PROVIDED DATA:
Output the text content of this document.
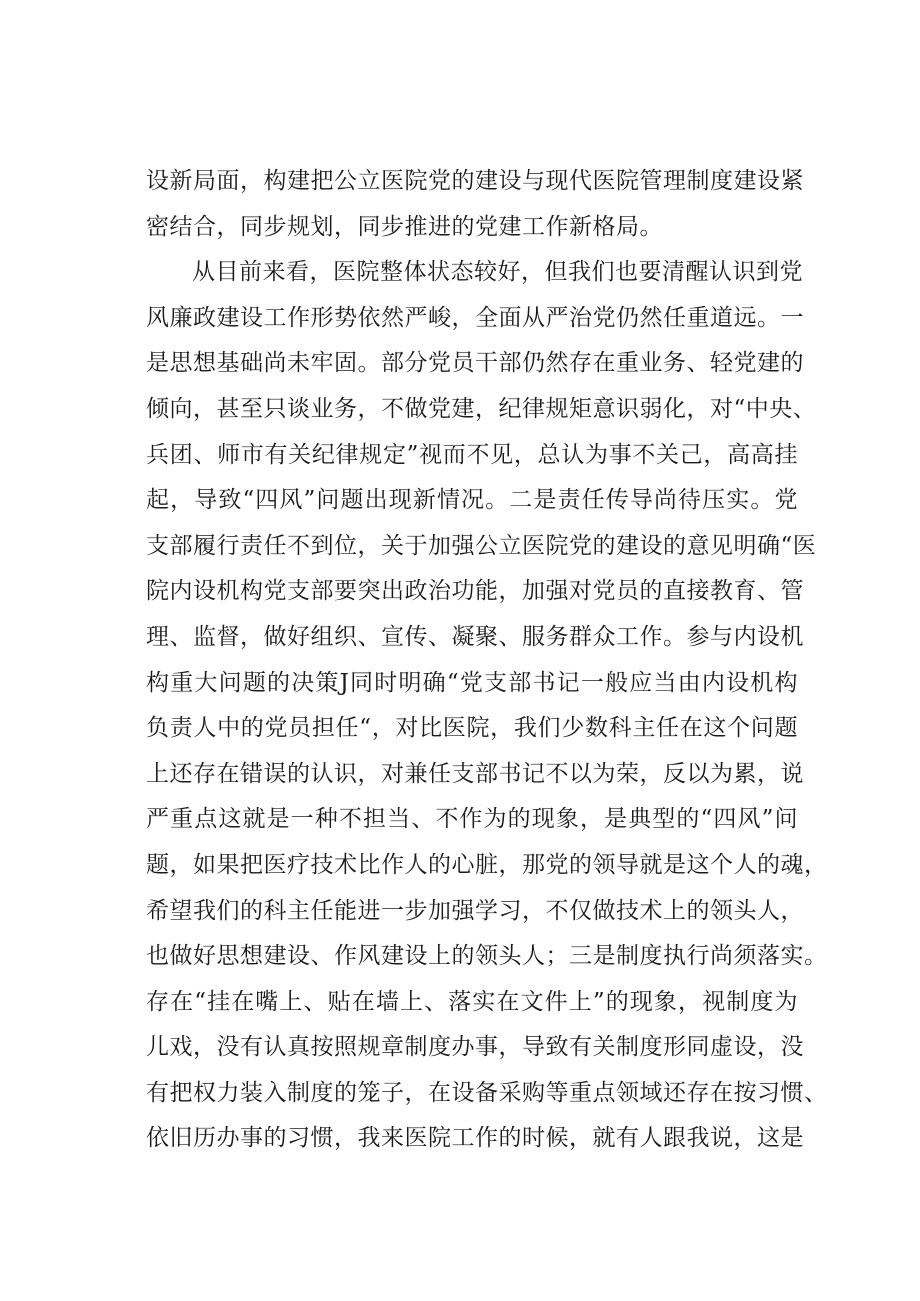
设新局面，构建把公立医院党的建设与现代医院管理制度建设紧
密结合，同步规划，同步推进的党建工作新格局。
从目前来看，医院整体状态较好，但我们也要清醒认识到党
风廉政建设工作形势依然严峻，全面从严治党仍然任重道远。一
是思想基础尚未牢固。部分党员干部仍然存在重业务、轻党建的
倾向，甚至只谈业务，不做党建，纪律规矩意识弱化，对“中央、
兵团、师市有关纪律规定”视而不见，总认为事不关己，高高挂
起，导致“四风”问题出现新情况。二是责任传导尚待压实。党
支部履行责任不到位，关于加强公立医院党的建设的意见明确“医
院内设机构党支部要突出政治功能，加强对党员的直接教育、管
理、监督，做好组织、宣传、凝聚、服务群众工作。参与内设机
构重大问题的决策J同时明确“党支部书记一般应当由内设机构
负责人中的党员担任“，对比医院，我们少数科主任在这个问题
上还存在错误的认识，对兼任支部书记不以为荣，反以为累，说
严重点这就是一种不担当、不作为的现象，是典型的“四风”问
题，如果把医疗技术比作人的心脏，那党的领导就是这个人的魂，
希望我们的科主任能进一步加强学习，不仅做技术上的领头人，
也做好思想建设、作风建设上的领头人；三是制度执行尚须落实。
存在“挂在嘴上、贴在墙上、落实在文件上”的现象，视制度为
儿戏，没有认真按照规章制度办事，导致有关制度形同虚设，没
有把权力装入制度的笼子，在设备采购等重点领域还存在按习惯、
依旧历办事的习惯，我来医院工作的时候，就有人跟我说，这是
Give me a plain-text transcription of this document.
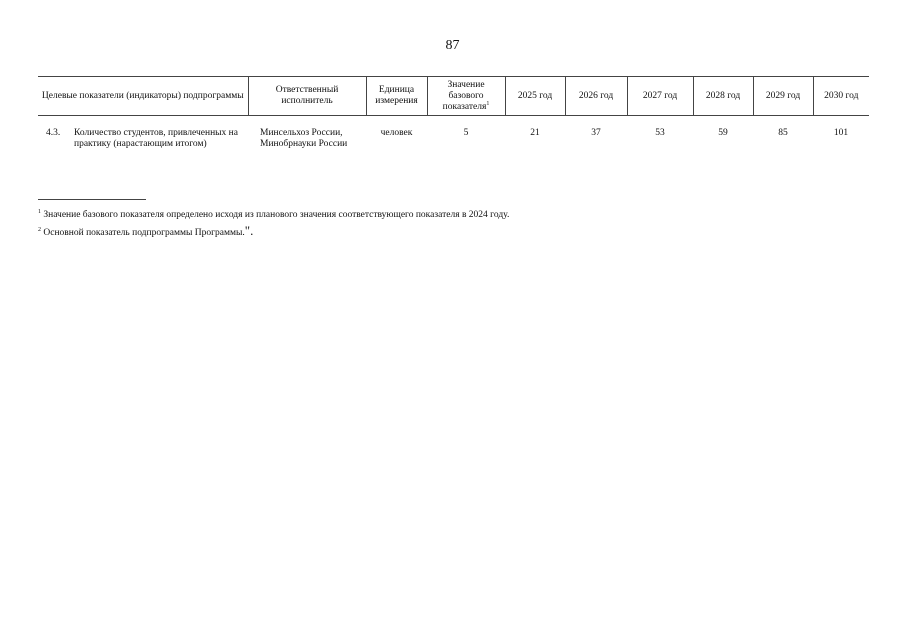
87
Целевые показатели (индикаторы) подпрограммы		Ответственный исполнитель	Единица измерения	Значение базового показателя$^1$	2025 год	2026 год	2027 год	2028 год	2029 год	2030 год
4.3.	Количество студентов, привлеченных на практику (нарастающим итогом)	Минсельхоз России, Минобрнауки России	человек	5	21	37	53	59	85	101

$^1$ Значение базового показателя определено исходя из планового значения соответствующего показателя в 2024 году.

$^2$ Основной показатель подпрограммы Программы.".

--

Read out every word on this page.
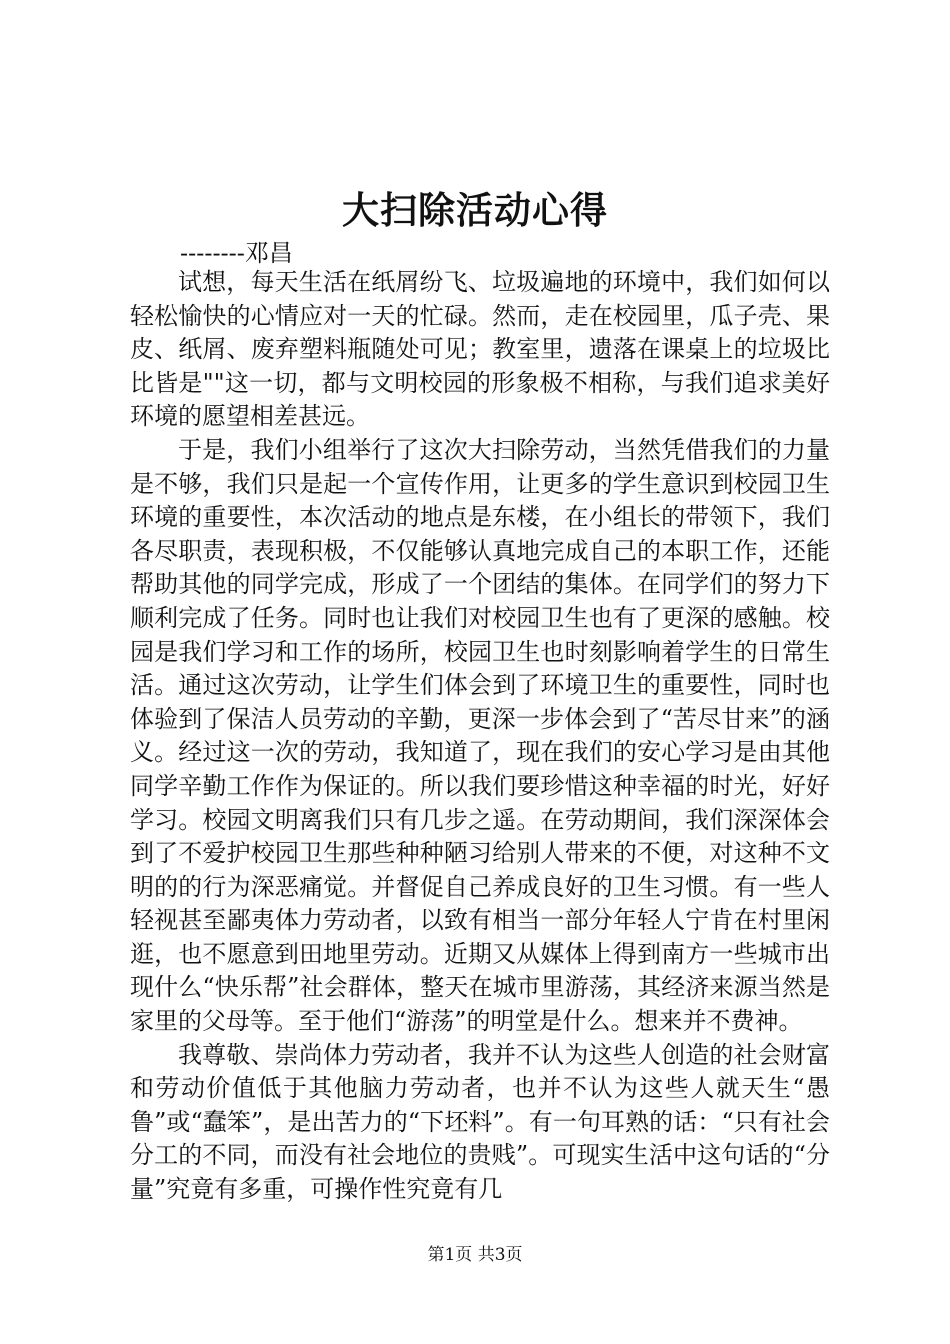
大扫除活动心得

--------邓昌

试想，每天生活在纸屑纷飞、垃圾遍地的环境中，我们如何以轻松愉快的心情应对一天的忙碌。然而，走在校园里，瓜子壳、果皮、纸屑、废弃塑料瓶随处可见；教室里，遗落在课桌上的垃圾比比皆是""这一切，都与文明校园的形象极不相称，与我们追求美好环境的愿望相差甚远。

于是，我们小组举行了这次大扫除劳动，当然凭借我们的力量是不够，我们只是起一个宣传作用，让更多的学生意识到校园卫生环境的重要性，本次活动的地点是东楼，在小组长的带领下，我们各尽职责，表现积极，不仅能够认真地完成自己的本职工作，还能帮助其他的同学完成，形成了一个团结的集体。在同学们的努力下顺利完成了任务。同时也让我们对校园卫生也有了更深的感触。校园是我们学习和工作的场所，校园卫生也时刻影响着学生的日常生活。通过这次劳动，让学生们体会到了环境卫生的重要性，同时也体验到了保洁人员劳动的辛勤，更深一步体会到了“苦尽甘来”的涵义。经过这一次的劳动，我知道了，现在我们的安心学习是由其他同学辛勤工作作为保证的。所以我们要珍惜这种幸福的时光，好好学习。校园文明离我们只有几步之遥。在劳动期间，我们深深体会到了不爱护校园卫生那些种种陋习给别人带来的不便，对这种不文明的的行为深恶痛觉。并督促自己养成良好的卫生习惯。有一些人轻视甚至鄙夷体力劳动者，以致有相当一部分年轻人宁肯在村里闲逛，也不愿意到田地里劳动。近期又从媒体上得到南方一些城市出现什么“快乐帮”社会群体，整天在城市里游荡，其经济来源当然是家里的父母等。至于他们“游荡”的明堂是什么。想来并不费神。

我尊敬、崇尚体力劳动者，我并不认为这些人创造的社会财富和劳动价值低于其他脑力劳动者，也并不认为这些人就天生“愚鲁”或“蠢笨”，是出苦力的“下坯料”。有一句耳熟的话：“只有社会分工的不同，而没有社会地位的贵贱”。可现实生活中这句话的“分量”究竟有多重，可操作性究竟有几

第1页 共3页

TO BE DONE: In the records above, locate the lines holding the word "document". Copy each of them.

COMPLETED TASK:
Output the text content of this document.
Give me a plain-text transcription of this document.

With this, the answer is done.